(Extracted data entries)
** START **
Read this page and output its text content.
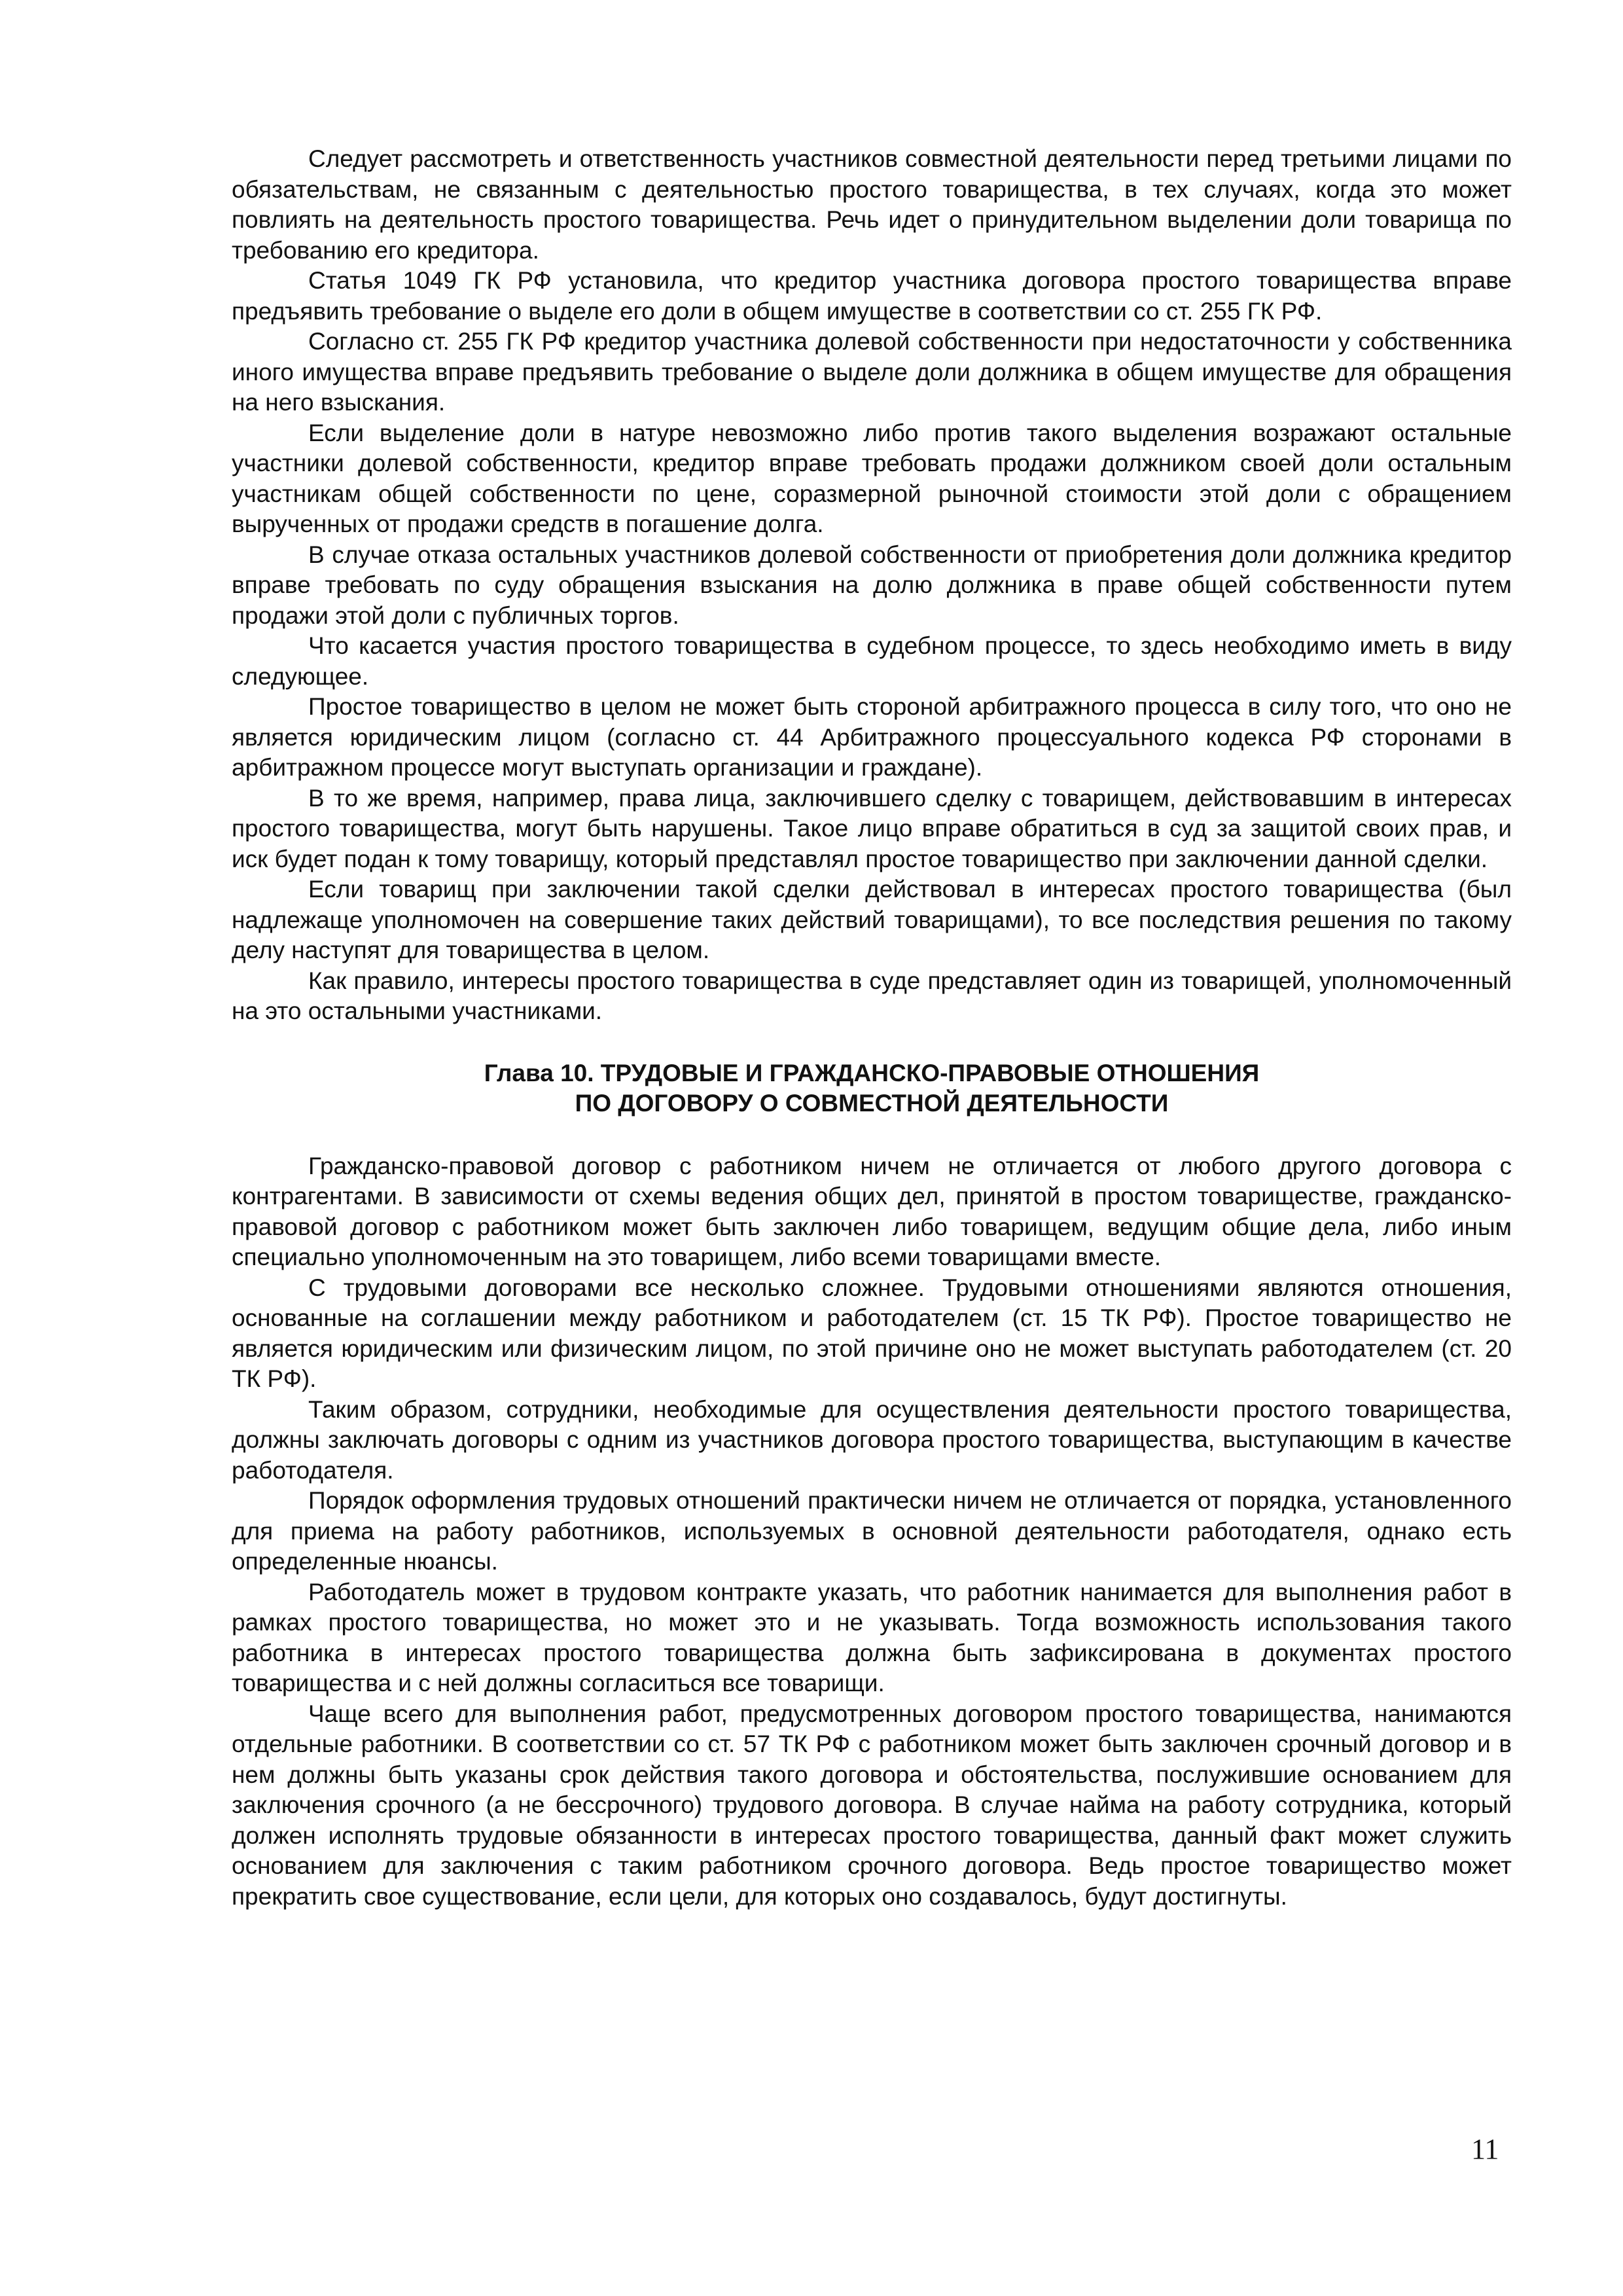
Следует рассмотреть и ответственность участников совместной деятельности перед третьими лицами по обязательствам, не связанным с деятельностью простого товарищества, в тех случаях, когда это может повлиять на деятельность простого товарищества. Речь идет о принудительном выделении доли товарища по требованию его кредитора.

Статья 1049 ГК РФ установила, что кредитор участника договора простого товарищества вправе предъявить требование о выделе его доли в общем имуществе в соответствии со ст. 255 ГК РФ.

Согласно ст. 255 ГК РФ кредитор участника долевой собственности при недостаточности у собственника иного имущества вправе предъявить требование о выделе доли должника в общем имуществе для обращения на него взыскания.

Если выделение доли в натуре невозможно либо против такого выделения возражают остальные участники долевой собственности, кредитор вправе требовать продажи должником своей доли остальным участникам общей собственности по цене, соразмерной рыночной стоимости этой доли с обращением вырученных от продажи средств в погашение долга.

В случае отказа остальных участников долевой собственности от приобретения доли должника кредитор вправе требовать по суду обращения взыскания на долю должника в праве общей собственности путем продажи этой доли с публичных торгов.

Что касается участия простого товарищества в судебном процессе, то здесь необходимо иметь в виду следующее.

Простое товарищество в целом не может быть стороной арбитражного процесса в силу того, что оно не является юридическим лицом (согласно ст. 44 Арбитражного процессуального кодекса РФ сторонами в арбитражном процессе могут выступать организации и граждане).

В то же время, например, права лица, заключившего сделку с товарищем, действовавшим в интересах простого товарищества, могут быть нарушены. Такое лицо вправе обратиться в суд за защитой своих прав, и иск будет подан к тому товарищу, который представлял простое товарищество при заключении данной сделки.

Если товарищ при заключении такой сделки действовал в интересах простого товарищества (был надлежаще уполномочен на совершение таких действий товарищами), то все последствия решения по такому делу наступят для товарищества в целом.

Как правило, интересы простого товарищества в суде представляет один из товарищей, уполномоченный на это остальными участниками.

Глава 10. ТРУДОВЫЕ И ГРАЖДАНСКО-ПРАВОВЫЕ ОТНОШЕНИЯ
ПО ДОГОВОРУ О СОВМЕСТНОЙ ДЕЯТЕЛЬНОСТИ

Гражданско-правовой договор с работником ничем не отличается от любого другого договора с контрагентами. В зависимости от схемы ведения общих дел, принятой в простом товариществе, гражданско-правовой договор с работником может быть заключен либо товарищем, ведущим общие дела, либо иным специально уполномоченным на это товарищем, либо всеми товарищами вместе.

С трудовыми договорами все несколько сложнее. Трудовыми отношениями являются отношения, основанные на соглашении между работником и работодателем (ст. 15 ТК РФ). Простое товарищество не является юридическим или физическим лицом, по этой причине оно не может выступать работодателем (ст. 20 ТК РФ).

Таким образом, сотрудники, необходимые для осуществления деятельности простого товарищества, должны заключать договоры с одним из участников договора простого товарищества, выступающим в качестве работодателя.

Порядок оформления трудовых отношений практически ничем не отличается от порядка, установленного для приема на работу работников, используемых в основной деятельности работодателя, однако есть определенные нюансы.

Работодатель может в трудовом контракте указать, что работник нанимается для выполнения работ в рамках простого товарищества, но может это и не указывать. Тогда возможность использования такого работника в интересах простого товарищества должна быть зафиксирована в документах простого товарищества и с ней должны согласиться все товарищи.

Чаще всего для выполнения работ, предусмотренных договором простого товарищества, нанимаются отдельные работники. В соответствии со ст. 57 ТК РФ с работником может быть заключен срочный договор и в нем должны быть указаны срок действия такого договора и обстоятельства, послужившие основанием для заключения срочного (а не бессрочного) трудового договора. В случае найма на работу сотрудника, который должен исполнять трудовые обязанности в интересах простого товарищества, данный факт может служить основанием для заключения с таким работником срочного договора. Ведь простое товарищество может прекратить свое существование, если цели, для которых оно создавалось, будут достигнуты.

11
** END **
What needs to be done: Take the listing and print it again exactly, but without any pictures.

Solved exercise:
Read this page and output its text content.
Следует рассмотреть и ответственность участников совместной деятельности перед третьими лицами по обязательствам, не связанным с деятельностью простого товарищества, в тех случаях, когда это может повлиять на деятельность простого товарищества. Речь идет о принудительном выделении доли товарища по требованию его кредитора.

Статья 1049 ГК РФ установила, что кредитор участника договора простого товарищества вправе предъявить требование о выделе его доли в общем имуществе в соответствии со ст. 255 ГК РФ.

Согласно ст. 255 ГК РФ кредитор участника долевой собственности при недостаточности у собственника иного имущества вправе предъявить требование о выделе доли должника в общем имуществе для обращения на него взыскания.

Если выделение доли в натуре невозможно либо против такого выделения возражают остальные участники долевой собственности, кредитор вправе требовать продажи должником своей доли остальным участникам общей собственности по цене, соразмерной рыночной стоимости этой доли с обращением вырученных от продажи средств в погашение долга.

В случае отказа остальных участников долевой собственности от приобретения доли должника кредитор вправе требовать по суду обращения взыскания на долю должника в праве общей собственности путем продажи этой доли с публичных торгов.

Что касается участия простого товарищества в судебном процессе, то здесь необходимо иметь в виду следующее.

Простое товарищество в целом не может быть стороной арбитражного процесса в силу того, что оно не является юридическим лицом (согласно ст. 44 Арбитражного процессуального кодекса РФ сторонами в арбитражном процессе могут выступать организации и граждане).

В то же время, например, права лица, заключившего сделку с товарищем, действовавшим в интересах простого товарищества, могут быть нарушены. Такое лицо вправе обратиться в суд за защитой своих прав, и иск будет подан к тому товарищу, который представлял простое товарищество при заключении данной сделки.

Если товарищ при заключении такой сделки действовал в интересах простого товарищества (был надлежаще уполномочен на совершение таких действий товарищами), то все последствия решения по такому делу наступят для товарищества в целом.

Как правило, интересы простого товарищества в суде представляет один из товарищей, уполномоченный на это остальными участниками.

Глава 10. ТРУДОВЫЕ И ГРАЖДАНСКО-ПРАВОВЫЕ ОТНОШЕНИЯ
ПО ДОГОВОРУ О СОВМЕСТНОЙ ДЕЯТЕЛЬНОСТИ

Гражданско-правовой договор с работником ничем не отличается от любого другого договора с контрагентами. В зависимости от схемы ведения общих дел, принятой в простом товариществе, гражданско-правовой договор с работником может быть заключен либо товарищем, ведущим общие дела, либо иным специально уполномоченным на это товарищем, либо всеми товарищами вместе.

С трудовыми договорами все несколько сложнее. Трудовыми отношениями являются отношения, основанные на соглашении между работником и работодателем (ст. 15 ТК РФ). Простое товарищество не является юридическим или физическим лицом, по этой причине оно не может выступать работодателем (ст. 20 ТК РФ).

Таким образом, сотрудники, необходимые для осуществления деятельности простого товарищества, должны заключать договоры с одним из участников договора простого товарищества, выступающим в качестве работодателя.

Порядок оформления трудовых отношений практически ничем не отличается от порядка, установленного для приема на работу работников, используемых в основной деятельности работодателя, однако есть определенные нюансы.

Работодатель может в трудовом контракте указать, что работник нанимается для выполнения работ в рамках простого товарищества, но может это и не указывать. Тогда возможность использования такого работника в интересах простого товарищества должна быть зафиксирована в документах простого товарищества и с ней должны согласиться все товарищи.

Чаще всего для выполнения работ, предусмотренных договором простого товарищества, нанимаются отдельные работники. В соответствии со ст. 57 ТК РФ с работником может быть заключен срочный договор и в нем должны быть указаны срок действия такого договора и обстоятельства, послужившие основанием для заключения срочного (а не бессрочного) трудового договора. В случае найма на работу сотрудника, который должен исполнять трудовые обязанности в интересах простого товарищества, данный факт может служить основанием для заключения с таким работником срочного договора. Ведь простое товарищество может прекратить свое существование, если цели, для которых оно создавалось, будут достигнуты.

11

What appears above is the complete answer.